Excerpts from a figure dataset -

(begin)

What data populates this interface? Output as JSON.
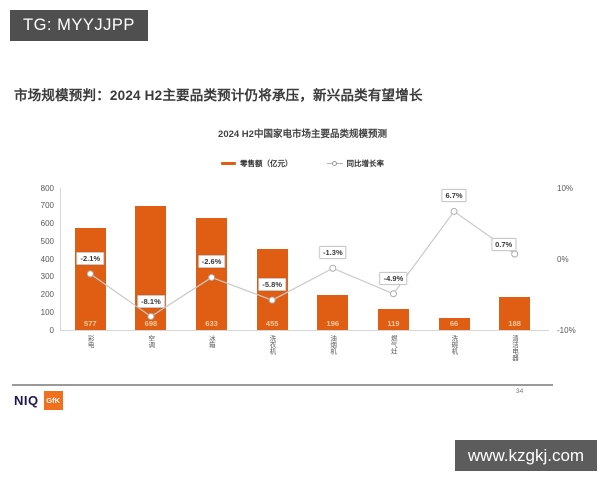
{
  "watermarks": {
    "top": "TG: MYYJJPP",
    "bottom": "www.kzgkj.com"
  },
  "slide": {
    "title": "市场规模预判：2024 H2主要品类预计仍将承压，新兴品类有望增长"
  },
  "footer": {
    "niq": "NIQ",
    "gfk": "GfK",
    "page_number": "34"
  },
  "colors": {
    "bar_orange": "#E05E14",
    "bar_value_text": "#F5C9A0",
    "line_gray": "#C9C9C9",
    "marker_stroke": "#ADADAD",
    "badge_gray": "#4F4F4F",
    "niq_navy": "#201751",
    "gfk_orange": "#F0701E",
    "axis_text": "#595959"
  },
  "chart_data": {
    "type": "bar",
    "combo": "bar+line",
    "title": "2024 H2中国家电市场主要品类规模预测",
    "categories": [
      "彩电",
      "空调",
      "冰箱",
      "洗衣机",
      "油烟机",
      "燃气灶",
      "洗碗机",
      "清洁电器"
    ],
    "series": [
      {
        "name": "零售额（亿元）",
        "type": "bar",
        "axis": "left",
        "values": [
          577,
          698,
          633,
          455,
          196,
          119,
          66,
          188
        ],
        "color": "#E05E14"
      },
      {
        "name": "同比增长率",
        "type": "line",
        "axis": "right",
        "values": [
          -2.1,
          -8.1,
          -2.6,
          -5.8,
          -1.3,
          -4.9,
          6.7,
          0.7
        ],
        "labels": [
          "-2.1%",
          "-8.1%",
          "-2.6%",
          "-5.8%",
          "-1.3%",
          "-4.9%",
          "6.7%",
          "0.7%"
        ],
        "color": "#C9C9C9"
      }
    ],
    "left_axis": {
      "min": 0,
      "max": 800,
      "ticks": [
        "0",
        "100",
        "200",
        "300",
        "400",
        "500",
        "600",
        "700",
        "800"
      ]
    },
    "right_axis": {
      "min": -10,
      "max": 10,
      "ticks": [
        "-10%",
        "0%",
        "10%"
      ]
    },
    "legend_position": "top-center",
    "grid": "off"
  }
}
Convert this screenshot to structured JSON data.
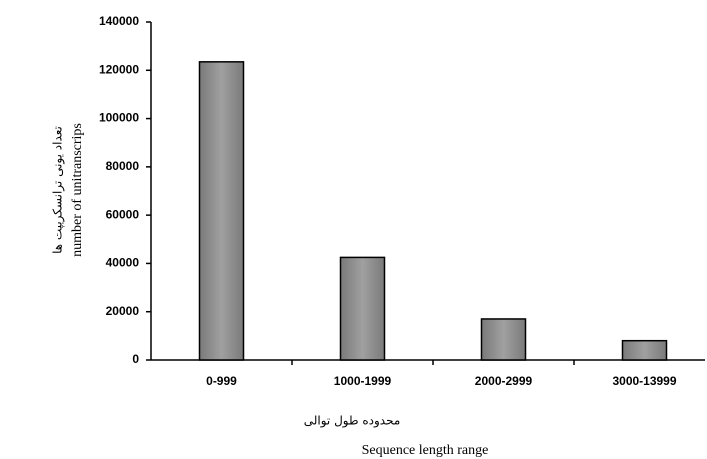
{
  "chart_data": {
    "type": "bar",
    "categories": [
      "0-999",
      "1000-1999",
      "2000-2999",
      "3000-13999"
    ],
    "values": [
      123500,
      42500,
      17000,
      8000
    ],
    "color": "#a0a0a0",
    "ylim": [
      0,
      140000
    ],
    "yticks": [
      0,
      20000,
      40000,
      60000,
      80000,
      100000,
      120000,
      140000
    ],
    "xlabel": [
      "محدوده طول توالی",
      "Sequence length range"
    ],
    "ylabel": [
      "تعداد یونی ترانسکریپت ها",
      "number of unitranscrips"
    ],
    "grid": false
  }
}
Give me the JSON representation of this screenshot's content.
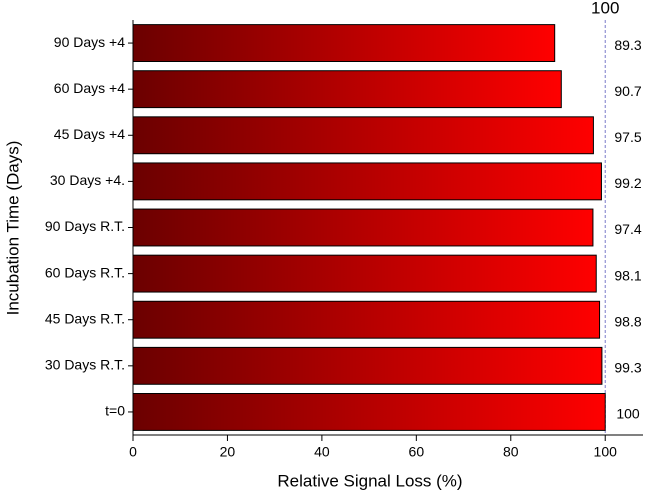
{
  "chart_data": {
    "type": "barh",
    "xlabel": "Relative Signal Loss (%)",
    "ylabel": "Incubation Time (Days)",
    "categories": [
      "90 Days +4",
      "60 Days +4",
      "45 Days +4",
      "30 Days +4.",
      "90 Days R.T.",
      "60 Days R.T.",
      "45 Days R.T.",
      "30 Days R.T.",
      "t=0"
    ],
    "values": [
      89.3,
      90.7,
      97.5,
      99.2,
      97.4,
      98.1,
      98.8,
      99.3,
      100
    ],
    "color_start": "#6b0000",
    "color_end": "#ff0000",
    "xlim": [
      0,
      108
    ],
    "xticks": [
      0,
      20,
      40,
      60,
      80,
      100
    ],
    "reference_line": 100
  }
}
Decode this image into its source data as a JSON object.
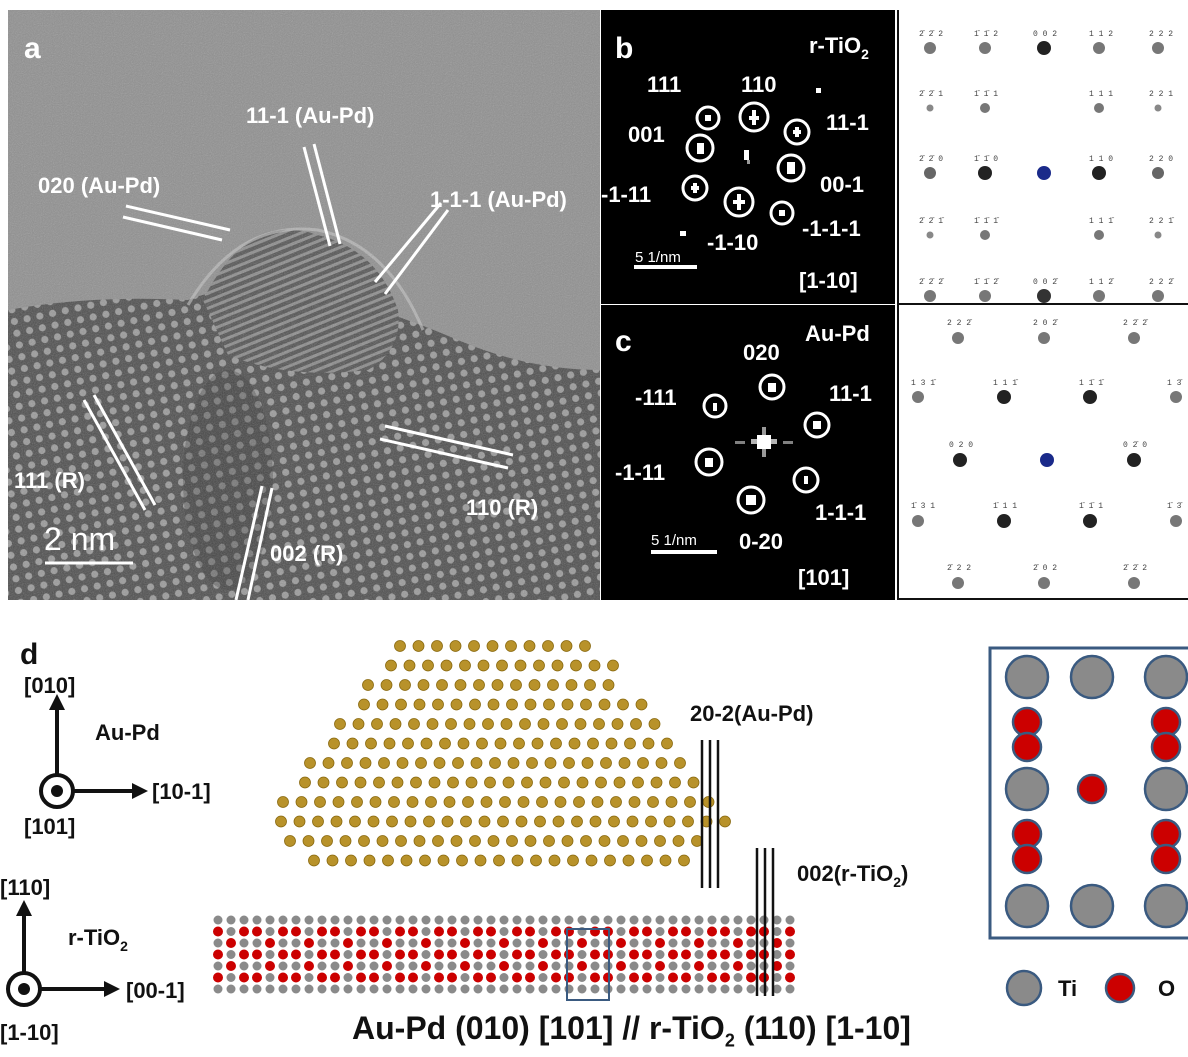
{
  "panel_a": {
    "letter": "a",
    "scale_bar": "2 nm",
    "labels": [
      "11-1 (Au-Pd)",
      "020 (Au-Pd)",
      "1-1-1 (Au-Pd)",
      "111 (R)",
      "110 (R)",
      "002 (R)"
    ]
  },
  "panel_b": {
    "letter": "b",
    "material": "r-TiO",
    "material_sub": "2",
    "zone_axis": "[1-10]",
    "scale": "5 1/nm",
    "spots": [
      "111",
      "110",
      "11-1",
      "001",
      "00-1",
      "-1-11",
      "-1-1-1",
      "-1-10"
    ],
    "sim_labels": [
      [
        "2̄ 2̄ 2",
        "1̄ 1̄ 2",
        "0 0 2",
        "1 1 2",
        "2 2 2"
      ],
      [
        "2̄ 2̄ 1",
        "1̄ 1̄ 1",
        "",
        "1 1 1",
        "2 2 1"
      ],
      [
        "2̄ 2̄ 0",
        "1̄ 1̄ 0",
        "",
        "1 1 0",
        "2 2 0"
      ],
      [
        "2̄ 2̄ 1̄",
        "1̄ 1̄ 1̄",
        "",
        "1 1 1̄",
        "2 2 1̄"
      ],
      [
        "2̄ 2̄ 2̄",
        "1̄ 1̄ 2̄",
        "0 0 2̄",
        "1 1 2̄",
        "2 2 2̄"
      ]
    ]
  },
  "panel_c": {
    "letter": "c",
    "material": "Au-Pd",
    "zone_axis": "[101]",
    "scale": "5 1/nm",
    "spots": [
      "020",
      "-111",
      "11-1",
      "-1-11",
      "1-1-1",
      "0-20"
    ],
    "sim_labels": [
      "2 2 2̄",
      "2 0 2̄",
      "2 2̄ 2̄",
      "1 3 1̄",
      "1 1 1̄",
      "1 1̄ 1̄",
      "1 3̄",
      "0 2 0",
      "0 2̄ 0",
      "1̄ 3 1",
      "1̄ 1 1",
      "1̄ 1̄ 1",
      "1̄ 3̄",
      "2̄ 2 2",
      "2̄ 0 2",
      "2̄ 2̄ 2"
    ]
  },
  "panel_d": {
    "letter": "d",
    "axes_top": {
      "up": "[010]",
      "right": "[10-1]",
      "out": "[101]",
      "material": "Au-Pd"
    },
    "axes_bottom": {
      "up": "[110]",
      "right": "[00-1]",
      "out": "[1-10]",
      "material": "r-TiO",
      "material_sub": "2"
    },
    "label_top": "20-2(Au-Pd)",
    "label_bottom": "002(r-TiO",
    "label_bottom_sub": "2",
    "label_bottom_end": ")",
    "legend": [
      "Ti",
      "O"
    ],
    "caption_part1": "Au-Pd (010) [101] //  r-TiO",
    "caption_sub": "2",
    "caption_part2": " (110) [1-10]"
  },
  "colors": {
    "au_pd": "#b8922a",
    "ti": "#8a8a8a",
    "o": "#cc0000",
    "frame": "#3a5a80"
  }
}
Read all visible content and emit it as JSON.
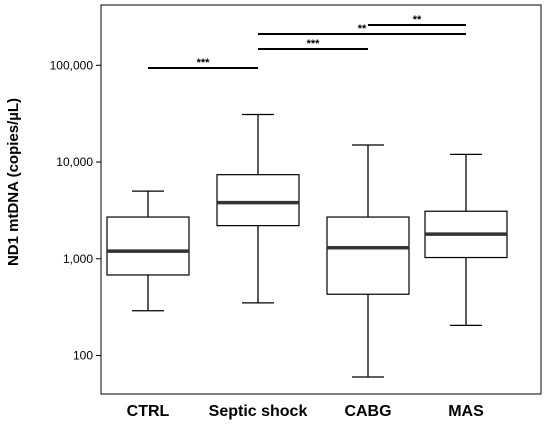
{
  "chart_data": {
    "type": "box",
    "ylabel": "ND1 mtDNA (copies/µL)",
    "y_scale": "log10",
    "ylim": [
      40,
      420000
    ],
    "y_ticks": [
      {
        "value": 100,
        "label": "100"
      },
      {
        "value": 1000,
        "label": "1,000"
      },
      {
        "value": 10000,
        "label": "10,000"
      },
      {
        "value": 100000,
        "label": "100,000"
      }
    ],
    "categories": [
      "CTRL",
      "Septic shock",
      "CABG",
      "MAS"
    ],
    "boxes": [
      {
        "min": 290,
        "q1": 680,
        "median": 1200,
        "q3": 2700,
        "max": 5000
      },
      {
        "min": 350,
        "q1": 2200,
        "median": 3800,
        "q3": 7400,
        "max": 31000
      },
      {
        "min": 60,
        "q1": 430,
        "median": 1300,
        "q3": 2700,
        "max": 15000
      },
      {
        "min": 205,
        "q1": 1030,
        "median": 1800,
        "q3": 3100,
        "max": 12000
      }
    ],
    "significance": [
      {
        "from": "CTRL",
        "to": "Septic shock",
        "label": "***"
      },
      {
        "from": "Septic shock",
        "to": "CABG",
        "label": "***"
      },
      {
        "from": "Septic shock",
        "to": "MAS",
        "label": "**"
      },
      {
        "from": "CABG",
        "to": "MAS",
        "label": "**"
      }
    ]
  }
}
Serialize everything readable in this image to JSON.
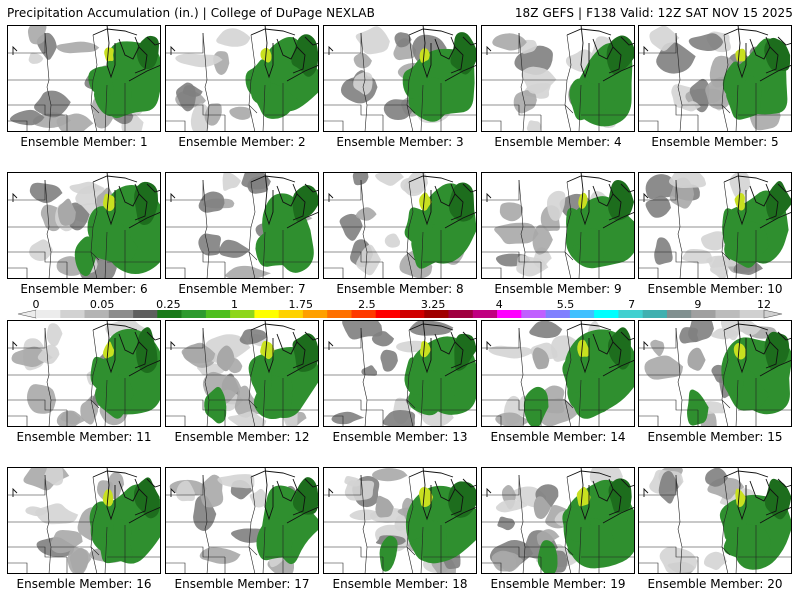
{
  "header": {
    "left": "Precipitation Accumulation (in.) | College of DuPage NEXLAB",
    "right": "18Z GEFS | F138 Valid: 12Z SAT NOV 15 2025"
  },
  "member_prefix": "Ensemble Member:",
  "members": [
    {
      "number": "1",
      "precip_level": 2
    },
    {
      "number": "2",
      "precip_level": 2
    },
    {
      "number": "3",
      "precip_level": 2
    },
    {
      "number": "4",
      "precip_level": 1
    },
    {
      "number": "5",
      "precip_level": 2
    },
    {
      "number": "6",
      "precip_level": 3
    },
    {
      "number": "7",
      "precip_level": 1
    },
    {
      "number": "8",
      "precip_level": 2
    },
    {
      "number": "9",
      "precip_level": 2
    },
    {
      "number": "10",
      "precip_level": 2
    },
    {
      "number": "11",
      "precip_level": 2
    },
    {
      "number": "12",
      "precip_level": 3
    },
    {
      "number": "13",
      "precip_level": 2
    },
    {
      "number": "14",
      "precip_level": 3
    },
    {
      "number": "15",
      "precip_level": 3
    },
    {
      "number": "16",
      "precip_level": 2
    },
    {
      "number": "17",
      "precip_level": 1
    },
    {
      "number": "18",
      "precip_level": 3
    },
    {
      "number": "19",
      "precip_level": 3
    },
    {
      "number": "20",
      "precip_level": 2
    }
  ],
  "colorbar": {
    "labels": [
      "0",
      "0.05",
      "0.25",
      "1",
      "1.75",
      "2.5",
      "3.25",
      "4",
      "5.5",
      "7",
      "9",
      "12"
    ],
    "colors": [
      "#ececec",
      "#d2d2d2",
      "#b4b4b4",
      "#8c8c8c",
      "#5f5f5f",
      "#1a7a1a",
      "#2e9a2e",
      "#4fbf1f",
      "#8fd61a",
      "#ffff00",
      "#ffd200",
      "#ffa000",
      "#ff7000",
      "#ff3a00",
      "#ff0000",
      "#d00000",
      "#a00000",
      "#a00040",
      "#c00080",
      "#ff00ff",
      "#c060ff",
      "#8080ff",
      "#40c0ff",
      "#00ffff",
      "#40d0d0",
      "#40b0b0",
      "#809090",
      "#a0a0a0",
      "#bcbcbc",
      "#d0d0d0"
    ]
  },
  "palette": {
    "light_gray": "#d4d4d4",
    "gray": "#a8a8a8",
    "dark_gray": "#808080",
    "green": "#2f8f2f",
    "dark_green": "#1d6d1d",
    "yellow_green": "#c8e020",
    "lake": "#3c9a3c"
  }
}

(end)

The problem - Note every line above where the string "title" shows up, and copy those lines.

Result of the exercise -
    "title": "市场规模预判：2024 H2主要品类预计仍将承压，新兴品类有望增长"
    "title": "2024 H2中国家电市场主要品类规模预测",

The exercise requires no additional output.